*What is asked*
Please show, copied in full, every line below that contains the word "each", matching case exactly.

*Supplied information*
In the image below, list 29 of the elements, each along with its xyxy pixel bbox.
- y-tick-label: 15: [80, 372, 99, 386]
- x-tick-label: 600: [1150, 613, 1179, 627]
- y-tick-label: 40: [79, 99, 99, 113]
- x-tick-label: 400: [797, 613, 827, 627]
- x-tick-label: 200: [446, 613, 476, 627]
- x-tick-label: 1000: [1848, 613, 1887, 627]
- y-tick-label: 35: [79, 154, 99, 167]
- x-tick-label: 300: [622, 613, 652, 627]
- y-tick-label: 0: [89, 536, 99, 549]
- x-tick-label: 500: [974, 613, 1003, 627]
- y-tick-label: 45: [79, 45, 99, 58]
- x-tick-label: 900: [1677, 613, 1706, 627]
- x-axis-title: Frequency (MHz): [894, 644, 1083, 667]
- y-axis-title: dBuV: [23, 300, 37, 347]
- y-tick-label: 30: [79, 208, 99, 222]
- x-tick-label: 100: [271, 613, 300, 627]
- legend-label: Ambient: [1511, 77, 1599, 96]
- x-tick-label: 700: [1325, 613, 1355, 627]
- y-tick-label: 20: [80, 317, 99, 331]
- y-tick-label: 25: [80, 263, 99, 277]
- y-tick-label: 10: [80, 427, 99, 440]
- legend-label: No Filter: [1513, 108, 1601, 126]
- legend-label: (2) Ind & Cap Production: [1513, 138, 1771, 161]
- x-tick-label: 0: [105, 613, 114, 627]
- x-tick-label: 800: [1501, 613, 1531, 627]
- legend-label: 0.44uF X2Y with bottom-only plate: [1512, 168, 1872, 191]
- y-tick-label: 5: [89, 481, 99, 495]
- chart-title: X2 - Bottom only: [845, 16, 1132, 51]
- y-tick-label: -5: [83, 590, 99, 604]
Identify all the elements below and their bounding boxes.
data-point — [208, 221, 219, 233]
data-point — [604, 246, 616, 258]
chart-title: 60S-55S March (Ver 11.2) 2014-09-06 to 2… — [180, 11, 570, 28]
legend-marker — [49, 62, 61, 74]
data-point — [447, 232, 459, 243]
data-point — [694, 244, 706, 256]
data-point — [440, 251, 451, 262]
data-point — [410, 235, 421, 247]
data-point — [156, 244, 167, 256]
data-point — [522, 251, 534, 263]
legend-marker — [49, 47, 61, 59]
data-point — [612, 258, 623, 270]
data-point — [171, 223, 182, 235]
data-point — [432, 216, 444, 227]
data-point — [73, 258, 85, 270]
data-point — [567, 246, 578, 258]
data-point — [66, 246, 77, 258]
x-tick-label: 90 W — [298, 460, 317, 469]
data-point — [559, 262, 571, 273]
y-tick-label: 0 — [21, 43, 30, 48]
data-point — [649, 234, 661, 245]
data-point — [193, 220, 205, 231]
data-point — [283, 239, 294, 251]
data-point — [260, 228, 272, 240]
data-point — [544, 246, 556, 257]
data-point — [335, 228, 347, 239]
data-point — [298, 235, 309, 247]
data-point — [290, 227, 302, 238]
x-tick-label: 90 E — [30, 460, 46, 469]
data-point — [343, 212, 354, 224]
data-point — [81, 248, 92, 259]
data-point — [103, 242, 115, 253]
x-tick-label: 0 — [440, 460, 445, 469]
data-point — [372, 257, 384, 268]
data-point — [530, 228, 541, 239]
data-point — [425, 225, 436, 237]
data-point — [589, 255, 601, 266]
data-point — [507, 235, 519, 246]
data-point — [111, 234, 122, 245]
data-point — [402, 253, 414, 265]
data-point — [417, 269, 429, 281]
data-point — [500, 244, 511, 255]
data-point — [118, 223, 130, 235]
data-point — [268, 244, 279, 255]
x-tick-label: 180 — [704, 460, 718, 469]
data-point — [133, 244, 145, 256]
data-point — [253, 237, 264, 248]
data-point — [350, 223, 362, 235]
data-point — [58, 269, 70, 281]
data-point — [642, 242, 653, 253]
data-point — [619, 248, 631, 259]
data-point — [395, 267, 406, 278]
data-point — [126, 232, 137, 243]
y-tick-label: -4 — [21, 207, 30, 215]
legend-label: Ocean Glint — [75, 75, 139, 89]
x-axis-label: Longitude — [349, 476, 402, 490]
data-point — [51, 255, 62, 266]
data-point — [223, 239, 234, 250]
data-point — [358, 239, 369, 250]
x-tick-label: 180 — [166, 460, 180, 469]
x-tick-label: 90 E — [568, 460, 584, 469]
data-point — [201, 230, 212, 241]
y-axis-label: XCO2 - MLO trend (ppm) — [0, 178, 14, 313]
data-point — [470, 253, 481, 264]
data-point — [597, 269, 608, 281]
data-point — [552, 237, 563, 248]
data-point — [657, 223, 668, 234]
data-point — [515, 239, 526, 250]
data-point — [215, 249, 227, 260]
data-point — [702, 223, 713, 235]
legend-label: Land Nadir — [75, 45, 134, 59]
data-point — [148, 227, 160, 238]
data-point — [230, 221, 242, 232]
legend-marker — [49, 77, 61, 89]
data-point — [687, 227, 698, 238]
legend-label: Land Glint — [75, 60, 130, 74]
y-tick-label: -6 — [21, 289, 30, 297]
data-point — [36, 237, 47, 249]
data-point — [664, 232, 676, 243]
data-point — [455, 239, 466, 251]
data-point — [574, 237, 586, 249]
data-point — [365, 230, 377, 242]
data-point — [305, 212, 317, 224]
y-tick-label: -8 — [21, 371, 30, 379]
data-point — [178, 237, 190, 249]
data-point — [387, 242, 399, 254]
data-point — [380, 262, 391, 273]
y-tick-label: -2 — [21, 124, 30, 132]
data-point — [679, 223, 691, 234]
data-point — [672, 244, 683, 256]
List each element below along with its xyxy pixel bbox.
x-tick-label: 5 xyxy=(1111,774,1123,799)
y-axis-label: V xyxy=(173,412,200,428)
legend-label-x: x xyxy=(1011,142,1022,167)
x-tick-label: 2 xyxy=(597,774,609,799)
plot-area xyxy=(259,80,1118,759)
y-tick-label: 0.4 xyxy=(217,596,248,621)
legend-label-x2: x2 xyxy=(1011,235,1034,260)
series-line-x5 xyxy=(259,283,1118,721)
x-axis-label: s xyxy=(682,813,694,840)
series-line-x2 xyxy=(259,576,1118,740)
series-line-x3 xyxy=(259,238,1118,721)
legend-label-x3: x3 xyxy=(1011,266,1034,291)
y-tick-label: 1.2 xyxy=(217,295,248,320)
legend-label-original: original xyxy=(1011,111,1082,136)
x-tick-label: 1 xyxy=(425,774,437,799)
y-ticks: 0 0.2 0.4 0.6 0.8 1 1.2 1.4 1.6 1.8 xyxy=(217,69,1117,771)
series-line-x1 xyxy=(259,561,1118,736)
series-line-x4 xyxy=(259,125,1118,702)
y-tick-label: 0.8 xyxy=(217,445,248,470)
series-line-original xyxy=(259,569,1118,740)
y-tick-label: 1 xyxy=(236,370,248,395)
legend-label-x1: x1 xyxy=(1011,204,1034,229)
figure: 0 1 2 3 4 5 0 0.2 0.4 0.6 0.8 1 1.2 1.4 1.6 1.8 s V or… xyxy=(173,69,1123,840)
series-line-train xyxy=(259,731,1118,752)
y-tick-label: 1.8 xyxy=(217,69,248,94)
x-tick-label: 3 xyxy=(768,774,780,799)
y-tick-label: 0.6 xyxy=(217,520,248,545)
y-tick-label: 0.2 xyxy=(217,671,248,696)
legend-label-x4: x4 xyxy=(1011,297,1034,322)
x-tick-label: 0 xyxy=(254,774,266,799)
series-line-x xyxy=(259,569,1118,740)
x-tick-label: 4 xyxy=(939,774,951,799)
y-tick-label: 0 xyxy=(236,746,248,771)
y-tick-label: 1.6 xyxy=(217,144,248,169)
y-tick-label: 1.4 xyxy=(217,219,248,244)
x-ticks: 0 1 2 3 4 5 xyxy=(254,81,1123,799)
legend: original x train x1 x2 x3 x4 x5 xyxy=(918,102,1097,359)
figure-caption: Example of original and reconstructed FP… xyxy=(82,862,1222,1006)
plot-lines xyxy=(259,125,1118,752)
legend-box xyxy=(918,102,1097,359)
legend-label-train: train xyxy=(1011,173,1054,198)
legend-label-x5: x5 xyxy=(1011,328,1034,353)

*Exercise response*
In the image below, list 29 of the elements, each along with its xyxy pixel bbox.
List each element below along with its xyxy pixel bbox.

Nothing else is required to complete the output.